- _DOCUMENT TEXT_:
To evaluate the efficacy and safety of anti-TNF? treatment in UK JDM Cohort and Biomarker Study patients.
Data were analysed from children who were recruited to the UK JDM Cohort and Biomarker Study, met Bohan-Peter criteria and were on anti-TNF treatment at the time of analysis, and had had at least 3 months of therapy. Childhood Myositis Assessment Scale (CMAS), Manual Muscle Testing (MMT8), muscle enzymes and physicians global assessment (PGA) were recorded. Skin disease was assessed using modified skin Disease activity score (DAS).
66 patients with JDM actively treated with anti-TNF agents were analyzed. 41 patients were female (62%). The current mean (±SD) age of these patients was 16.8±5.6 years old, the mean age at diagnosis was 7.31±4.04 years old and the mean disease duration was of 9.6±4.6. Mean disease duration at the beginning of anti-TNF treatment was 3.49±2.80 years and mean duration of anti-TNF therapy was of 2.76±2.09 years. Muscle involvement significantly improved, with median [IQR] CMAS and MMT8 values at initiation of anti-TNF therapy of 45.50 [39.75-52.25] and 74 [59.5-79.5] respectively, and at current evaluation (or date of anti-TNF treatment completion) of 53 [50-53] and 79 [74.5-80] (p<0.0001 and p=0.0097; Mann Whitney test), respectively. For skin involvement the initial modified DAS was 4 [2-5] and final 1 [0-3] (p<0.0001; Mann Whitney test). Assessing global disease activity the initial PGA was 2.9 [1.3-4.3] and final 0.5 [0-1.45] (p<0.0001; Mann Whitney test). Sixteen patients (24%) switched their anti-TNF treatment. 62.5% of the switches were due to therapy failure, 25% due to adverse events and 12.5% for patient preference in subcutaneous administration. Of 21 adverse reactions registered, 7 were considered severe (anaphylactic reactions on infliximab infusion). One patient died due to small bowel perforation (not felt to be related to the use of TNF antagonists). The remaining adverse reactions were not severe and 77% (n=10) of them were due to infections causes. In 4 of the mild to moderate adverse reactions the drug had to be discontinued and switched to another TNF antagonist, while in the remaining patients temporarily withholding the drug proved sufficient. No tuberculosis case was registered.

- _ENTRIES SUPPLIED_:
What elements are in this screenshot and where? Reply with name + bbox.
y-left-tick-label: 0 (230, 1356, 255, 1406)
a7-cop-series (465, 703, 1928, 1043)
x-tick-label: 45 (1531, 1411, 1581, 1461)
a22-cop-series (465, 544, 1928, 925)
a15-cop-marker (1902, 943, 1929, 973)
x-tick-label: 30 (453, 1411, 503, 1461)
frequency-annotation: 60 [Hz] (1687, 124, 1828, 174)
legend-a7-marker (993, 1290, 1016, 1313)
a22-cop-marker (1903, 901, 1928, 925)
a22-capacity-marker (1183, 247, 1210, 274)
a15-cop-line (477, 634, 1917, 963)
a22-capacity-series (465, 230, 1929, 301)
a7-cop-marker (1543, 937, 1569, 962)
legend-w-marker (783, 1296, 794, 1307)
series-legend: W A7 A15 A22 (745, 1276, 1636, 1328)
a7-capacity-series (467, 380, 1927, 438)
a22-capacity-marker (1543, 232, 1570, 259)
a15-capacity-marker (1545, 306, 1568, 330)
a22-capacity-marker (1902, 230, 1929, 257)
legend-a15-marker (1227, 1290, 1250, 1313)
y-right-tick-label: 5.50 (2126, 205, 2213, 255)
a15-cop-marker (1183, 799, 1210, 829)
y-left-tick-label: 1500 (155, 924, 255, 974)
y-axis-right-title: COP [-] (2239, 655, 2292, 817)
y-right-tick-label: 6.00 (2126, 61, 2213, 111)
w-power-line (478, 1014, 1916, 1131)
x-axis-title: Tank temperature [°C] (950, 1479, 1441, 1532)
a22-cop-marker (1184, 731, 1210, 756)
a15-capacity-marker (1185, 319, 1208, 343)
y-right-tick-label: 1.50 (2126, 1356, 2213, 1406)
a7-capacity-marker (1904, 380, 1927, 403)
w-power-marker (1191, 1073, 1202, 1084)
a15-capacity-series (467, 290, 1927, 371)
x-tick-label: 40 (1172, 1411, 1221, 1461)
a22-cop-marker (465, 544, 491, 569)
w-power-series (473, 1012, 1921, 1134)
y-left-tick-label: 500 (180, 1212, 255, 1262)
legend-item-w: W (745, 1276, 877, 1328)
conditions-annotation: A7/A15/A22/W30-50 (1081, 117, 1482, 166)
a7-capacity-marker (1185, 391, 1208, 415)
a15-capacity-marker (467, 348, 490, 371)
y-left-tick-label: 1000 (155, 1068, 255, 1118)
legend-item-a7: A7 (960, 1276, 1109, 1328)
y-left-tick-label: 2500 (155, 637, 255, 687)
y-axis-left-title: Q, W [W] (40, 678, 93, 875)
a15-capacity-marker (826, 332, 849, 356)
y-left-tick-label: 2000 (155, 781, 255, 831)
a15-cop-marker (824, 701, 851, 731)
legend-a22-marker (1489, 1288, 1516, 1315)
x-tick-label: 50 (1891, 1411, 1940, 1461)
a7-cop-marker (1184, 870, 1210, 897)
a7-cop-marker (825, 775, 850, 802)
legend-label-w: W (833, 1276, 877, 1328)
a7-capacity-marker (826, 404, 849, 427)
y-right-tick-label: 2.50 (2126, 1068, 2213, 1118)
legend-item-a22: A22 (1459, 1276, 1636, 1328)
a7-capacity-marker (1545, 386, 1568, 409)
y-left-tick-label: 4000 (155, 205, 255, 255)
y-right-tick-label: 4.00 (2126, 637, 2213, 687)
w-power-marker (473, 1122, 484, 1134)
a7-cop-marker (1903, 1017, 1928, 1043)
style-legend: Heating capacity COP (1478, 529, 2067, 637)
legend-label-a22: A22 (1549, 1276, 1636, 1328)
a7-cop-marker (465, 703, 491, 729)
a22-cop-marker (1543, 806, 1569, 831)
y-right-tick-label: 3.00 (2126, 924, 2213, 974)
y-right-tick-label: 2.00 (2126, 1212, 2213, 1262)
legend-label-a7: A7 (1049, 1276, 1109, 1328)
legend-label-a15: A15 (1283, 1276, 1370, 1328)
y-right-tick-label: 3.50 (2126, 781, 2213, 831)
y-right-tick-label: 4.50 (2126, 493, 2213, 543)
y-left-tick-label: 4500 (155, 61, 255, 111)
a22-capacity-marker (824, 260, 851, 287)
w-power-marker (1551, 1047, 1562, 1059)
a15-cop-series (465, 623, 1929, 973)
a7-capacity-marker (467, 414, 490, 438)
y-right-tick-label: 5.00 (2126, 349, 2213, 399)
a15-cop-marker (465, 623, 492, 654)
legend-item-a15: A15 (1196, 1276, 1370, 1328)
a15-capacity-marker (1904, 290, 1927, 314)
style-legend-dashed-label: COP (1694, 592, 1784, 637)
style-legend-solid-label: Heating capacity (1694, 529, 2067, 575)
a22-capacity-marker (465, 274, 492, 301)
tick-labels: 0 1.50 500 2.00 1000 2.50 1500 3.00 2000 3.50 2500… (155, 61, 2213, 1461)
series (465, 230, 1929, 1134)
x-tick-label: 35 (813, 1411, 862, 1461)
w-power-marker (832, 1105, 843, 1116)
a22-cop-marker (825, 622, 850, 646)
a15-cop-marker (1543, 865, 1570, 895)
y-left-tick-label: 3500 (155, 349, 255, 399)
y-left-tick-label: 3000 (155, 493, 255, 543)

- _LIST OF TASKS_:
1. According to the anti-TNF study text, what tool was used to assess skin disease?
2. Rewrite the anti-TNF study text starting with "Data were analysed" and going on through "activity score (DAS).", putting "young people" in place of "children".

- _TASK-BY-TASK OUTPUTS_:
1. The modified skin Disease activity score (DAS).

2.
Data were analysed from young people who were recruited to the UK JDM Cohort and Biomarker Study, met Bohan-Peter criteria and were on anti-TNF treatment at the time of analysis, and had had at least 3 months of therapy. Childhood Myositis Assessment Scale (CMAS), Manual Muscle Testing (MMT8), muscle enzymes and physicians global assessment (PGA) were recorded. Skin disease was assessed using modified skin Disease activity score (DAS).